[Task statement] Everything from the line containing "Convert this screenshot" to the last line of the records must be returned verbatim; nothing else belongs in the output.

* * * * * * *

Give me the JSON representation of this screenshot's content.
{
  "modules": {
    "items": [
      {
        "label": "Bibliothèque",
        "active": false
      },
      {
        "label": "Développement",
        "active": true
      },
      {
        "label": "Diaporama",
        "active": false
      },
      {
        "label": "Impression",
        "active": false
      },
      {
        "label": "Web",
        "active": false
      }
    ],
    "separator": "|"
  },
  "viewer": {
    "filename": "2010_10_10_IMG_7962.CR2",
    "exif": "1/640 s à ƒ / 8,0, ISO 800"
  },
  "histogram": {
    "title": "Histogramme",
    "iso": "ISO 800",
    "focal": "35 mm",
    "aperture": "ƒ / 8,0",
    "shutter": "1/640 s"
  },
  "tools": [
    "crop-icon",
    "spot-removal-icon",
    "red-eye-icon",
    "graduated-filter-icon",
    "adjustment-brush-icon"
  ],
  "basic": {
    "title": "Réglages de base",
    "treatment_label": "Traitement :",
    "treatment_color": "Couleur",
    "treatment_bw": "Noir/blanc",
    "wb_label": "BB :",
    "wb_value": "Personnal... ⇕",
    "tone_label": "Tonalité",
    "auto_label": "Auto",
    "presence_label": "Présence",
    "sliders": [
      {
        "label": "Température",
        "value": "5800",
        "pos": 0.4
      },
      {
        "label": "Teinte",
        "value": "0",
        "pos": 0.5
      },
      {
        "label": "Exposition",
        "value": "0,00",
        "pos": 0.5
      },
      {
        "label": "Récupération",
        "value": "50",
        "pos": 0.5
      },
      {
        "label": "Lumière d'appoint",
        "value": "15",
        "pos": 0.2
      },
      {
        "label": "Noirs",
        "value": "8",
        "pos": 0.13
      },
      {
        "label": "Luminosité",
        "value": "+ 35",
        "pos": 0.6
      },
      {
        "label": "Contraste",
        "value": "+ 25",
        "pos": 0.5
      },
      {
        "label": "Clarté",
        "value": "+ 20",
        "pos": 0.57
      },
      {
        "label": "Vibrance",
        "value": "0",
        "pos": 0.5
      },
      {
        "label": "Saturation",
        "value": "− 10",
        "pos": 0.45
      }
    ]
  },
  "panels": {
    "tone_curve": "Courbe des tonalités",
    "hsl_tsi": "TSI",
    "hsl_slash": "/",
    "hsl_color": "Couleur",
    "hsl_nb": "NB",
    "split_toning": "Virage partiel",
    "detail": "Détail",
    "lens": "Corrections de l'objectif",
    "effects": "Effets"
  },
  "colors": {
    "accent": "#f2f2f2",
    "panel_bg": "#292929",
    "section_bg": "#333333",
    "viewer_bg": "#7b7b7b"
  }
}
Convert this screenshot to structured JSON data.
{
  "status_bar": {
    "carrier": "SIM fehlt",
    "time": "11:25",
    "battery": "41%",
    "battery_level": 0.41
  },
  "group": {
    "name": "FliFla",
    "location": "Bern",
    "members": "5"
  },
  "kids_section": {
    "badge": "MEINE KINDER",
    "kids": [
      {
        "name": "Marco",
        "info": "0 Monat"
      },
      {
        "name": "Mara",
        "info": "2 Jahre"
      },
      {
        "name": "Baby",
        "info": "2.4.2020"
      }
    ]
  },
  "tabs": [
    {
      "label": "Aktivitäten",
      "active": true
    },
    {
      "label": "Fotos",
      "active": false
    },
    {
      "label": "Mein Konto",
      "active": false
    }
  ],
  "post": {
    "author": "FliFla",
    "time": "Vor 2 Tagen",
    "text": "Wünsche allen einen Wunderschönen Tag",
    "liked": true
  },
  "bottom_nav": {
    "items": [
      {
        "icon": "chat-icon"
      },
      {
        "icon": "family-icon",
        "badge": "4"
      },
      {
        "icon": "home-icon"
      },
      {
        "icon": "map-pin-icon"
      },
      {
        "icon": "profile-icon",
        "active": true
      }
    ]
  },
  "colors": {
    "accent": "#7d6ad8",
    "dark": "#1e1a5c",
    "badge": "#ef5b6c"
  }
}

* * * * * * *

[Result of the task]
Convert this screenshot to structured JSON data.
{
  "status_bar": {
    "carrier": "SIM fehlt",
    "time": "11:25",
    "battery": "41%",
    "battery_level": 0.41
  },
  "group": {
    "name": "FliFla",
    "location": "Bern",
    "members": "5"
  },
  "kids_section": {
    "badge": "MEINE KINDER",
    "kids": [
      {
        "name": "Marco",
        "info": "0 Monat"
      },
      {
        "name": "Mara",
        "info": "2 Jahre"
      },
      {
        "name": "Baby",
        "info": "2.4.2020"
      }
    ]
  },
  "tabs": [
    {
      "label": "Aktivitäten",
      "active": true
    },
    {
      "label": "Fotos",
      "active": false
    },
    {
      "label": "Mein Konto",
      "active": false
    }
  ],
  "post": {
    "author": "FliFla",
    "time": "Vor 2 Tagen",
    "text": "Wünsche allen einen Wunderschönen Tag",
    "liked": true
  },
  "bottom_nav": {
    "items": [
      {
        "icon": "chat-icon"
      },
      {
        "icon": "family-icon",
        "badge": "4"
      },
      {
        "icon": "home-icon"
      },
      {
        "icon": "map-pin-icon"
      },
      {
        "icon": "profile-icon",
        "active": true
      }
    ]
  },
  "colors": {
    "accent": "#7d6ad8",
    "dark": "#1e1a5c",
    "badge": "#ef5b6c"
  }
}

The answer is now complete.